- **STATED GOAL**:
Identify the lines that contain the string "Show" and report only how many there are.

::: MATERIAL

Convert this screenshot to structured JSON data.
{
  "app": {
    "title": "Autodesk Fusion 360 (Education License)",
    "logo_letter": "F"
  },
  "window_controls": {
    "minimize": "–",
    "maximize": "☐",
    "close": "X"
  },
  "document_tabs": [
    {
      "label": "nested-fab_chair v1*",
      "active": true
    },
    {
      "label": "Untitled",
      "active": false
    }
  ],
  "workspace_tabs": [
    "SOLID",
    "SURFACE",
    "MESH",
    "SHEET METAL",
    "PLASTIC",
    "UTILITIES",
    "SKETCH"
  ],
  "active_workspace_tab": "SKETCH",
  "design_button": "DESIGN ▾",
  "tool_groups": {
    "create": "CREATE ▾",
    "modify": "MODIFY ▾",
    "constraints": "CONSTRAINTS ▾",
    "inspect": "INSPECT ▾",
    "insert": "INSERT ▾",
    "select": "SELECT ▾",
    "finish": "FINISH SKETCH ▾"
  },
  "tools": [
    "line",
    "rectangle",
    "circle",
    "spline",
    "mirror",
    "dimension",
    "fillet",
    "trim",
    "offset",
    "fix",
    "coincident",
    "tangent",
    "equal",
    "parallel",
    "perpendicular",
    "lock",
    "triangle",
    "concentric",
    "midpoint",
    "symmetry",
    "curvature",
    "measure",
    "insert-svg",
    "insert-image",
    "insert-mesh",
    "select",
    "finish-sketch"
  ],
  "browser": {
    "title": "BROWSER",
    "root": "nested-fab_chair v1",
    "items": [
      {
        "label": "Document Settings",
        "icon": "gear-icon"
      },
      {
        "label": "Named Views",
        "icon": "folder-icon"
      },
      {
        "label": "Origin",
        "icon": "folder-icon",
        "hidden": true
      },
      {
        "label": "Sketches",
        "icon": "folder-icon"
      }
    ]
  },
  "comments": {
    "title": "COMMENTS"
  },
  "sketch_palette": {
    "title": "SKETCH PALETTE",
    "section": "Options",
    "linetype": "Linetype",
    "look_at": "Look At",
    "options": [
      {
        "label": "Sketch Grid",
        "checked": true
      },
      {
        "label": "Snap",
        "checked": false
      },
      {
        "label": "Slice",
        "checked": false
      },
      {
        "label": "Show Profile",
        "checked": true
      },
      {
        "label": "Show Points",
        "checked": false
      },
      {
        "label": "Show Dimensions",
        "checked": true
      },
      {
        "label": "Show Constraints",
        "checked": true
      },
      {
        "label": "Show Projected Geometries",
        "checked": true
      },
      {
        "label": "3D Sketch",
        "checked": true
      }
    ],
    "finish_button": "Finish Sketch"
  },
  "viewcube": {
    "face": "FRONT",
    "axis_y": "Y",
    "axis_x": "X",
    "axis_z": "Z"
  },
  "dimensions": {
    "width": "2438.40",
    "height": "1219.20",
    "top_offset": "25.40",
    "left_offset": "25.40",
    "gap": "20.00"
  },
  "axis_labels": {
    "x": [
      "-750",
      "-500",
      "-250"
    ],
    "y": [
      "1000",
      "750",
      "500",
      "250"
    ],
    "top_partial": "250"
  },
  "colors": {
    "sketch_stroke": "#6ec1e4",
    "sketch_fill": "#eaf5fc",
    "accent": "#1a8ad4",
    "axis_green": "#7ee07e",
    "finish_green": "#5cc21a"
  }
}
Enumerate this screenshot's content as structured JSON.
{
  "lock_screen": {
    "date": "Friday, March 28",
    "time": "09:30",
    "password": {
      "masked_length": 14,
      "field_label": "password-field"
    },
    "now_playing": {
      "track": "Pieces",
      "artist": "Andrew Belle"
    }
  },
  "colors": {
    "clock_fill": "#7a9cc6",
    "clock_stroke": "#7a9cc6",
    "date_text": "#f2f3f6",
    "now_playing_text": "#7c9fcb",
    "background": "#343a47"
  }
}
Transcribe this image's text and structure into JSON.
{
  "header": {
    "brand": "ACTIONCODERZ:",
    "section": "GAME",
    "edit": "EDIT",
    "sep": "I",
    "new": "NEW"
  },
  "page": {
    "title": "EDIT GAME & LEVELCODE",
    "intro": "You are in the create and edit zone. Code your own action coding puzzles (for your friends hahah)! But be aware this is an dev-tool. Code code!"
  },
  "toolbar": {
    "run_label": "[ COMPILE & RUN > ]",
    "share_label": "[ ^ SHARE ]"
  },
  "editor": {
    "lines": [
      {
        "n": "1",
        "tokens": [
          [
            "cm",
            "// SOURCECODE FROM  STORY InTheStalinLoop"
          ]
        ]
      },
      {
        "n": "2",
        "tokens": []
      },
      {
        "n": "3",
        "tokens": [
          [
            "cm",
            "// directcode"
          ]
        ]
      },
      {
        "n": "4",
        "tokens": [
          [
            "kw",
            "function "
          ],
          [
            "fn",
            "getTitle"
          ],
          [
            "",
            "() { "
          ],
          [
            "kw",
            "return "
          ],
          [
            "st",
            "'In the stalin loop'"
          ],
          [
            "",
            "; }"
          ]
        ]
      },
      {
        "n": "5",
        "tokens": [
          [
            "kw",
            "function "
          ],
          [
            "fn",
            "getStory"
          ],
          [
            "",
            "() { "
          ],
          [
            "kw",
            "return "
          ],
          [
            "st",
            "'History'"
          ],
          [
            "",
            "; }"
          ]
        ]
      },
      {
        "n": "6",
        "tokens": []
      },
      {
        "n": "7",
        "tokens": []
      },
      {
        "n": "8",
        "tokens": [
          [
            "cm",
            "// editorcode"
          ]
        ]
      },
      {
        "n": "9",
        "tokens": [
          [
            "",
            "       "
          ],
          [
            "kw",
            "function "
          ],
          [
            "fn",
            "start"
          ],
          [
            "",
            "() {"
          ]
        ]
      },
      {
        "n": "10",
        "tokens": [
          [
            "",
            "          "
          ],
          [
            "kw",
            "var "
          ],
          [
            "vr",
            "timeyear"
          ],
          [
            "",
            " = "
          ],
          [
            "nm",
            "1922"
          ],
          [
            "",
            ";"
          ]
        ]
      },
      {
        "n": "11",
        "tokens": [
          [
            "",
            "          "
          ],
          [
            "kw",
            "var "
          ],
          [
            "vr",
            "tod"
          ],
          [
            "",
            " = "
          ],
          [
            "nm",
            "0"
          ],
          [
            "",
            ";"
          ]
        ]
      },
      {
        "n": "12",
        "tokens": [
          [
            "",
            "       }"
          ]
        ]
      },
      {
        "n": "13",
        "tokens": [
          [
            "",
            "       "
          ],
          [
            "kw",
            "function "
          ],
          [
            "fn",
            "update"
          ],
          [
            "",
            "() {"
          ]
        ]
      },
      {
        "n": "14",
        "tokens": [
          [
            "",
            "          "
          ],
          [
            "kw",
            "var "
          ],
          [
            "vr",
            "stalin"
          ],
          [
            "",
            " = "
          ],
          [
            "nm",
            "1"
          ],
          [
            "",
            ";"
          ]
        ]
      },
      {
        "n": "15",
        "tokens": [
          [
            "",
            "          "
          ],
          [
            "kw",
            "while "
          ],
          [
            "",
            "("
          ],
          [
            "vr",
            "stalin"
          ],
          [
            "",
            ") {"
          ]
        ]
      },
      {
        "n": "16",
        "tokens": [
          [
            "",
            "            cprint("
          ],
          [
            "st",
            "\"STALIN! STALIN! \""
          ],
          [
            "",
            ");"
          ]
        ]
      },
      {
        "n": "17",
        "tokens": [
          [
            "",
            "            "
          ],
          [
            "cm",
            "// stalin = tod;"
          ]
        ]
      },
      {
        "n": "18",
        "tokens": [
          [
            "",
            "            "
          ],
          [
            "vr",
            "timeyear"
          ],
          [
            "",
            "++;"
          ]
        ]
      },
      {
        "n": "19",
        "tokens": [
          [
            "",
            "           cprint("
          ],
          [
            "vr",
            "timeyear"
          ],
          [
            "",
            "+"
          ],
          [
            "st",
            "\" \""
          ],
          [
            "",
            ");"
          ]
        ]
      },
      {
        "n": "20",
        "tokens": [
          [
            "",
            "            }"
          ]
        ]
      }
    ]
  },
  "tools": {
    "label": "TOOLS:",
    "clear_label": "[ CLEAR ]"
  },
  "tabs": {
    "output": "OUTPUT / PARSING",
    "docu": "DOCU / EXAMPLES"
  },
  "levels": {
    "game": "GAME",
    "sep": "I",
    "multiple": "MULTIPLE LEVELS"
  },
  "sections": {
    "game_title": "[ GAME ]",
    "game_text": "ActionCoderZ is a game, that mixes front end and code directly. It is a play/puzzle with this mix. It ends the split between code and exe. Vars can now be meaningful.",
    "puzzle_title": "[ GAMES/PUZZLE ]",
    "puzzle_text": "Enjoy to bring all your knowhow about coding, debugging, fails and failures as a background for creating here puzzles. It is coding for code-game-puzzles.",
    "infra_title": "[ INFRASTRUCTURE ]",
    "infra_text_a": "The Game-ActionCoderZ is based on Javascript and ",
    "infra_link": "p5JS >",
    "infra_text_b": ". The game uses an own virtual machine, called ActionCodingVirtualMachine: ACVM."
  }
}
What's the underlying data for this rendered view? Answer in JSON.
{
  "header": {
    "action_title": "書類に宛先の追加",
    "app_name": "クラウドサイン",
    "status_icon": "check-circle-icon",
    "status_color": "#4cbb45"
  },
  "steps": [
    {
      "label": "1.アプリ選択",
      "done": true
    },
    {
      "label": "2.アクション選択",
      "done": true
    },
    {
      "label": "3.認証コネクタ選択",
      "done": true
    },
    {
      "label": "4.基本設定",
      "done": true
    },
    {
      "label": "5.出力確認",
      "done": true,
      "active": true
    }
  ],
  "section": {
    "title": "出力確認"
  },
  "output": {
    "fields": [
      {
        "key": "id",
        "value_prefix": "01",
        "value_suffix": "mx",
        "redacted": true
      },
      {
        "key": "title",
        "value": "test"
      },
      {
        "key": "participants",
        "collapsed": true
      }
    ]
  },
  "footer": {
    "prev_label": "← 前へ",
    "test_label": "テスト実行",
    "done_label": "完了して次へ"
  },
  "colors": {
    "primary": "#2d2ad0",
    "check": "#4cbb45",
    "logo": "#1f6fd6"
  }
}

::::::

- **EXERCISE SOLUTION**:
5